Repeat the listing in full, word for word.

begin EXTRACTED MATERIAL

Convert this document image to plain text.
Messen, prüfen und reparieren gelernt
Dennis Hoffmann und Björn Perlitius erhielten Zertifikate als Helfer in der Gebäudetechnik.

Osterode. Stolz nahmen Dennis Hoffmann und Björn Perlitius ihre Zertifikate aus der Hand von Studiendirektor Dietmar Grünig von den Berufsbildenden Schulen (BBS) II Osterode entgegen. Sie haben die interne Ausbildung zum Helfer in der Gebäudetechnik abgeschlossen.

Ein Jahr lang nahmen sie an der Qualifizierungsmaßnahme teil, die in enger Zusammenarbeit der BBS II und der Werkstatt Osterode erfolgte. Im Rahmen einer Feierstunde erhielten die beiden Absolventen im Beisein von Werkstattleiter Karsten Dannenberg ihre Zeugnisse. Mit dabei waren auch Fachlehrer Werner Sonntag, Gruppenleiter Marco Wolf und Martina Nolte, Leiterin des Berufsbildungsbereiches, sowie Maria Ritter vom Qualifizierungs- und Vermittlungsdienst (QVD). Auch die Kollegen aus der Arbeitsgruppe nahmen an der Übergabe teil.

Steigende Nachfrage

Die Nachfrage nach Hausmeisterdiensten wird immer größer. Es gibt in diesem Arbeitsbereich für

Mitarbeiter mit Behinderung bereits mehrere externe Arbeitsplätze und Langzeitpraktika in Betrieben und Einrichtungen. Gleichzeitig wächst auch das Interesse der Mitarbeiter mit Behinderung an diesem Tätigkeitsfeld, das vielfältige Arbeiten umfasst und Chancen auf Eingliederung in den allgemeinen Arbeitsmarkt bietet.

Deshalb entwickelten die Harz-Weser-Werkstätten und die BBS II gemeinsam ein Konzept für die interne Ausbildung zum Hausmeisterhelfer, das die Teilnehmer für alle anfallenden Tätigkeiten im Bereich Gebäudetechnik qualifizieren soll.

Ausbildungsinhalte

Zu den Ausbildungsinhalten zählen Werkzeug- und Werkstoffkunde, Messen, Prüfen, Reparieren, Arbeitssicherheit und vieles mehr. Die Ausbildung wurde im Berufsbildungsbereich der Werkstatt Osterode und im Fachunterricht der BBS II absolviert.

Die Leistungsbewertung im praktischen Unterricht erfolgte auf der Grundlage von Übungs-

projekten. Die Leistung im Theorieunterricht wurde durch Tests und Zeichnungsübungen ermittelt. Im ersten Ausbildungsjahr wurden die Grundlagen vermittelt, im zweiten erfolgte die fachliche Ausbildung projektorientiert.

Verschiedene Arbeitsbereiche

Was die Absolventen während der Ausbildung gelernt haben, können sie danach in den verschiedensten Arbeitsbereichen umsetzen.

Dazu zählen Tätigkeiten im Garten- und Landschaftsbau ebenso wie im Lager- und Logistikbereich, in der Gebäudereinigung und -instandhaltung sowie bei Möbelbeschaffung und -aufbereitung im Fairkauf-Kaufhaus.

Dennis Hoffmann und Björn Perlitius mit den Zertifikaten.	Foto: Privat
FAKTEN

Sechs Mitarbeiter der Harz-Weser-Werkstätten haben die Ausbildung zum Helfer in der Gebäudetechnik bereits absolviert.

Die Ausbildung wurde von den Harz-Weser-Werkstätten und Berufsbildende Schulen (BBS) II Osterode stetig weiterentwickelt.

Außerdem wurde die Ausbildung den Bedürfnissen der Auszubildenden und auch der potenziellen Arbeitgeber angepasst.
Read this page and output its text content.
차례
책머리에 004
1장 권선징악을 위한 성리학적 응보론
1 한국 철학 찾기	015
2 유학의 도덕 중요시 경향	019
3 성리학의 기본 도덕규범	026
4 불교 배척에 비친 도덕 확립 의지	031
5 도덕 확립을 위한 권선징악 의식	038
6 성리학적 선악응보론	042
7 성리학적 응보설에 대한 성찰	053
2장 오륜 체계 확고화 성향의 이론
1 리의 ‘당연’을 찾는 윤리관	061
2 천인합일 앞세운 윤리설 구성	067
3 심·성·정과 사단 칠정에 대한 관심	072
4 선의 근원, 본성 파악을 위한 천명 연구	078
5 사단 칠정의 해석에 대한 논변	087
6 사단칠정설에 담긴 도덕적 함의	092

end EXTRACTED MATERIAL

→ TASK RESULT:
Convert this document image to plain text.
Messen, prüfen und reparieren gelernt
Dennis Hoffmann und Björn Perlitius erhielten Zertifikate als Helfer in der Gebäudetechnik.

Osterode. Stolz nahmen Dennis Hoffmann und Björn Perlitius ihre Zertifikate aus der Hand von Studiendirektor Dietmar Grünig von den Berufsbildenden Schulen (BBS) II Osterode entgegen. Sie haben die interne Ausbildung zum Helfer in der Gebäudetechnik abgeschlossen.

Ein Jahr lang nahmen sie an der Qualifizierungsmaßnahme teil, die in enger Zusammenarbeit der BBS II und der Werkstatt Osterode erfolgte. Im Rahmen einer Feierstunde erhielten die beiden Absolventen im Beisein von Werkstattleiter Karsten Dannenberg ihre Zeugnisse. Mit dabei waren auch Fachlehrer Werner Sonntag, Gruppenleiter Marco Wolf und Martina Nolte, Leiterin des Berufsbildungsbereiches, sowie Maria Ritter vom Qualifizierungs- und Vermittlungsdienst (QVD). Auch die Kollegen aus der Arbeitsgruppe nahmen an der Übergabe teil.

Steigende Nachfrage

Die Nachfrage nach Hausmeisterdiensten wird immer größer. Es gibt in diesem Arbeitsbereich für

Mitarbeiter mit Behinderung bereits mehrere externe Arbeitsplätze und Langzeitpraktika in Betrieben und Einrichtungen. Gleichzeitig wächst auch das Interesse der Mitarbeiter mit Behinderung an diesem Tätigkeitsfeld, das vielfältige Arbeiten umfasst und Chancen auf Eingliederung in den allgemeinen Arbeitsmarkt bietet.

Deshalb entwickelten die Harz-Weser-Werkstätten und die BBS II gemeinsam ein Konzept für die interne Ausbildung zum Hausmeisterhelfer, das die Teilnehmer für alle anfallenden Tätigkeiten im Bereich Gebäudetechnik qualifizieren soll.

Ausbildungsinhalte

Zu den Ausbildungsinhalten zählen Werkzeug- und Werkstoffkunde, Messen, Prüfen, Reparieren, Arbeitssicherheit und vieles mehr. Die Ausbildung wurde im Berufsbildungsbereich der Werkstatt Osterode und im Fachunterricht der BBS II absolviert.

Die Leistungsbewertung im praktischen Unterricht erfolgte auf der Grundlage von Übungs-

projekten. Die Leistung im Theorieunterricht wurde durch Tests und Zeichnungsübungen ermittelt. Im ersten Ausbildungsjahr wurden die Grundlagen vermittelt, im zweiten erfolgte die fachliche Ausbildung projektorientiert.

Verschiedene Arbeitsbereiche

Was die Absolventen während der Ausbildung gelernt haben, können sie danach in den verschiedensten Arbeitsbereichen umsetzen.

Dazu zählen Tätigkeiten im Garten- und Landschaftsbau ebenso wie im Lager- und Logistikbereich, in der Gebäudereinigung und -instandhaltung sowie bei Möbelbeschaffung und -aufbereitung im Fairkauf-Kaufhaus.

Dennis Hoffmann und Björn Perlitius mit den Zertifikaten.	Foto: Privat
FAKTEN

Sechs Mitarbeiter der Harz-Weser-Werkstätten haben die Ausbildung zum Helfer in der Gebäudetechnik bereits absolviert.

Die Ausbildung wurde von den Harz-Weser-Werkstätten und Berufsbildende Schulen (BBS) II Osterode stetig weiterentwickelt.

Außerdem wurde die Ausbildung den Bedürfnissen der Auszubildenden und auch der potenziellen Arbeitgeber angepasst.
Read this page and output its text content.
차례
책머리에 004
1장 권선징악을 위한 성리학적 응보론
1 한국 철학 찾기	015
2 유학의 도덕 중요시 경향	019
3 성리학의 기본 도덕규범	026
4 불교 배척에 비친 도덕 확립 의지	031
5 도덕 확립을 위한 권선징악 의식	038
6 성리학적 선악응보론	042
7 성리학적 응보설에 대한 성찰	053
2장 오륜 체계 확고화 성향의 이론
1 리의 ‘당연’을 찾는 윤리관	061
2 천인합일 앞세운 윤리설 구성	067
3 심·성·정과 사단 칠정에 대한 관심	072
4 선의 근원, 본성 파악을 위한 천명 연구	078
5 사단 칠정의 해석에 대한 논변	087
6 사단칠정설에 담긴 도덕적 함의	092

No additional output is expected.